▶ Exercise
What follows is a listing. Return every line of it exactly.

(Recorded data)
[start]

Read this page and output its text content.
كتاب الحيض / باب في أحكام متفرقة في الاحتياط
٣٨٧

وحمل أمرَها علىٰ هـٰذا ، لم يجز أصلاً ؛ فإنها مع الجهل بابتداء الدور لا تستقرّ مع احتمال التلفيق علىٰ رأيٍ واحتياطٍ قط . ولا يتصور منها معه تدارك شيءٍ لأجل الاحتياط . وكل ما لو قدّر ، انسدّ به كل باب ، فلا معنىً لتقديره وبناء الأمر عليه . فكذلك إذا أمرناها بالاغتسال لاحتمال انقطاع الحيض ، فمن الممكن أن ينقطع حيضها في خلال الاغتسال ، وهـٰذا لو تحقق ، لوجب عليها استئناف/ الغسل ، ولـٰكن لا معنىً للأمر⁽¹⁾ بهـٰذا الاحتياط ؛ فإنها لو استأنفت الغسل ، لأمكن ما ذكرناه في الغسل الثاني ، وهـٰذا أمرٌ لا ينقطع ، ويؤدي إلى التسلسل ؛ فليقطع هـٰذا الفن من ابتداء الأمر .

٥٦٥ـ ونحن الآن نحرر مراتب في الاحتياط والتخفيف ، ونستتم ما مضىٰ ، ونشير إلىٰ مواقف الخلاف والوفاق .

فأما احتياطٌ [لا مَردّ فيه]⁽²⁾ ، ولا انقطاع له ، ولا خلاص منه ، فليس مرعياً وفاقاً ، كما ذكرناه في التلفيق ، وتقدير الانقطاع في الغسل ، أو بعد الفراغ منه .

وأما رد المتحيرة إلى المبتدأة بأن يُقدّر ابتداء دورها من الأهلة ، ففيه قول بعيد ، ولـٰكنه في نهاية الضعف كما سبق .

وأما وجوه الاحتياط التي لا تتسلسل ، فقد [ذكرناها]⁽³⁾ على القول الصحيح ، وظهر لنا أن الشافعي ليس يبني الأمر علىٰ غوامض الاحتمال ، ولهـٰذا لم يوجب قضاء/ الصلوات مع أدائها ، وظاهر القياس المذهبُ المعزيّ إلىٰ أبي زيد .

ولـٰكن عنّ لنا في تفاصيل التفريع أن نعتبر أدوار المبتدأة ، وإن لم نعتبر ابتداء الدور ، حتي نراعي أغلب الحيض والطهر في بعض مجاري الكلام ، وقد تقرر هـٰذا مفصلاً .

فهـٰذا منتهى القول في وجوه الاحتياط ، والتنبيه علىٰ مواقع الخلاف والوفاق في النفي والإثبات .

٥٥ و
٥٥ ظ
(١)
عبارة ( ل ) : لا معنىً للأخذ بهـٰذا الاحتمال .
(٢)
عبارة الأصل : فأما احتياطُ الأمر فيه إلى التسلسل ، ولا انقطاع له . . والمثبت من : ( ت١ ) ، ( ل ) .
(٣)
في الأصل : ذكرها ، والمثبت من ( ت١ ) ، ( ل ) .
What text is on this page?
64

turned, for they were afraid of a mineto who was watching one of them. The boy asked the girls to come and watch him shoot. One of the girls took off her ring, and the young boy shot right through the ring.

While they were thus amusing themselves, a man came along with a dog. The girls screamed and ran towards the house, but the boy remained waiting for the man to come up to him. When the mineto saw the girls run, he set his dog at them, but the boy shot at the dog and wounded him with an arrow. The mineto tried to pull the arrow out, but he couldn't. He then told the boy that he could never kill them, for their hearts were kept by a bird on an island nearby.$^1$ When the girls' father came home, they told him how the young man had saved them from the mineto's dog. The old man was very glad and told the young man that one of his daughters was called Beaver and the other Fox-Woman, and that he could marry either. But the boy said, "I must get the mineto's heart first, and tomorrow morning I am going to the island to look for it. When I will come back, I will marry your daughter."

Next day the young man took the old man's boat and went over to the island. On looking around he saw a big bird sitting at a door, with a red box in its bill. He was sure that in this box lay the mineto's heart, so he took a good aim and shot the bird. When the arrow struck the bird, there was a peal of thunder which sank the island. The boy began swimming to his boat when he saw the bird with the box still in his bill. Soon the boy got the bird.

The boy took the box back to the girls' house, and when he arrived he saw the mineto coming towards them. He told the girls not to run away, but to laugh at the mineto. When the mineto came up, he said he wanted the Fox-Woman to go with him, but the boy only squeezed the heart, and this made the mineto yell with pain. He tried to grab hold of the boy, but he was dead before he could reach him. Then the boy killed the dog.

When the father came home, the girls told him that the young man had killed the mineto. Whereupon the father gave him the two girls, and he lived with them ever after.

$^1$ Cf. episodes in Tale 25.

[end]

▶ In response
Read this page and output its text content.
كتاب الحيض / باب في أحكام متفرقة في الاحتياط
٣٨٧

وحمل أمرَها علىٰ هـٰذا ، لم يجز أصلاً ؛ فإنها مع الجهل بابتداء الدور لا تستقرّ مع احتمال التلفيق علىٰ رأيٍ واحتياطٍ قط . ولا يتصور منها معه تدارك شيءٍ لأجل الاحتياط . وكل ما لو قدّر ، انسدّ به كل باب ، فلا معنىً لتقديره وبناء الأمر عليه . فكذلك إذا أمرناها بالاغتسال لاحتمال انقطاع الحيض ، فمن الممكن أن ينقطع حيضها في خلال الاغتسال ، وهـٰذا لو تحقق ، لوجب عليها استئناف/ الغسل ، ولـٰكن لا معنىً للأمر⁽¹⁾ بهـٰذا الاحتياط ؛ فإنها لو استأنفت الغسل ، لأمكن ما ذكرناه في الغسل الثاني ، وهـٰذا أمرٌ لا ينقطع ، ويؤدي إلى التسلسل ؛ فليقطع هـٰذا الفن من ابتداء الأمر .

٥٦٥ـ ونحن الآن نحرر مراتب في الاحتياط والتخفيف ، ونستتم ما مضىٰ ، ونشير إلىٰ مواقف الخلاف والوفاق .

فأما احتياطٌ [لا مَردّ فيه]⁽²⁾ ، ولا انقطاع له ، ولا خلاص منه ، فليس مرعياً وفاقاً ، كما ذكرناه في التلفيق ، وتقدير الانقطاع في الغسل ، أو بعد الفراغ منه .

وأما رد المتحيرة إلى المبتدأة بأن يُقدّر ابتداء دورها من الأهلة ، ففيه قول بعيد ، ولـٰكنه في نهاية الضعف كما سبق .

وأما وجوه الاحتياط التي لا تتسلسل ، فقد [ذكرناها]⁽³⁾ على القول الصحيح ، وظهر لنا أن الشافعي ليس يبني الأمر علىٰ غوامض الاحتمال ، ولهـٰذا لم يوجب قضاء/ الصلوات مع أدائها ، وظاهر القياس المذهبُ المعزيّ إلىٰ أبي زيد .

ولـٰكن عنّ لنا في تفاصيل التفريع أن نعتبر أدوار المبتدأة ، وإن لم نعتبر ابتداء الدور ، حتي نراعي أغلب الحيض والطهر في بعض مجاري الكلام ، وقد تقرر هـٰذا مفصلاً .

فهـٰذا منتهى القول في وجوه الاحتياط ، والتنبيه علىٰ مواقع الخلاف والوفاق في النفي والإثبات .

٥٥ و
٥٥ ظ
(١)
عبارة ( ل ) : لا معنىً للأخذ بهـٰذا الاحتمال .
(٢)
عبارة الأصل : فأما احتياطُ الأمر فيه إلى التسلسل ، ولا انقطاع له . . والمثبت من : ( ت١ ) ، ( ل ) .
(٣)
في الأصل : ذكرها ، والمثبت من ( ت١ ) ، ( ل ) .
What text is on this page?
64

turned, for they were afraid of a mineto who was watching one of them. The boy asked the girls to come and watch him shoot. One of the girls took off her ring, and the young boy shot right through the ring.

While they were thus amusing themselves, a man came along with a dog. The girls screamed and ran towards the house, but the boy remained waiting for the man to come up to him. When the mineto saw the girls run, he set his dog at them, but the boy shot at the dog and wounded him with an arrow. The mineto tried to pull the arrow out, but he couldn't. He then told the boy that he could never kill them, for their hearts were kept by a bird on an island nearby.$^1$ When the girls' father came home, they told him how the young man had saved them from the mineto's dog. The old man was very glad and told the young man that one of his daughters was called Beaver and the other Fox-Woman, and that he could marry either. But the boy said, "I must get the mineto's heart first, and tomorrow morning I am going to the island to look for it. When I will come back, I will marry your daughter."

Next day the young man took the old man's boat and went over to the island. On looking around he saw a big bird sitting at a door, with a red box in its bill. He was sure that in this box lay the mineto's heart, so he took a good aim and shot the bird. When the arrow struck the bird, there was a peal of thunder which sank the island. The boy began swimming to his boat when he saw the bird with the box still in his bill. Soon the boy got the bird.

The boy took the box back to the girls' house, and when he arrived he saw the mineto coming towards them. He told the girls not to run away, but to laugh at the mineto. When the mineto came up, he said he wanted the Fox-Woman to go with him, but the boy only squeezed the heart, and this made the mineto yell with pain. He tried to grab hold of the boy, but he was dead before he could reach him. Then the boy killed the dog.

When the father came home, the girls told him that the young man had killed the mineto. Whereupon the father gave him the two girls, and he lived with them ever after.

$^1$ Cf. episodes in Tale 25.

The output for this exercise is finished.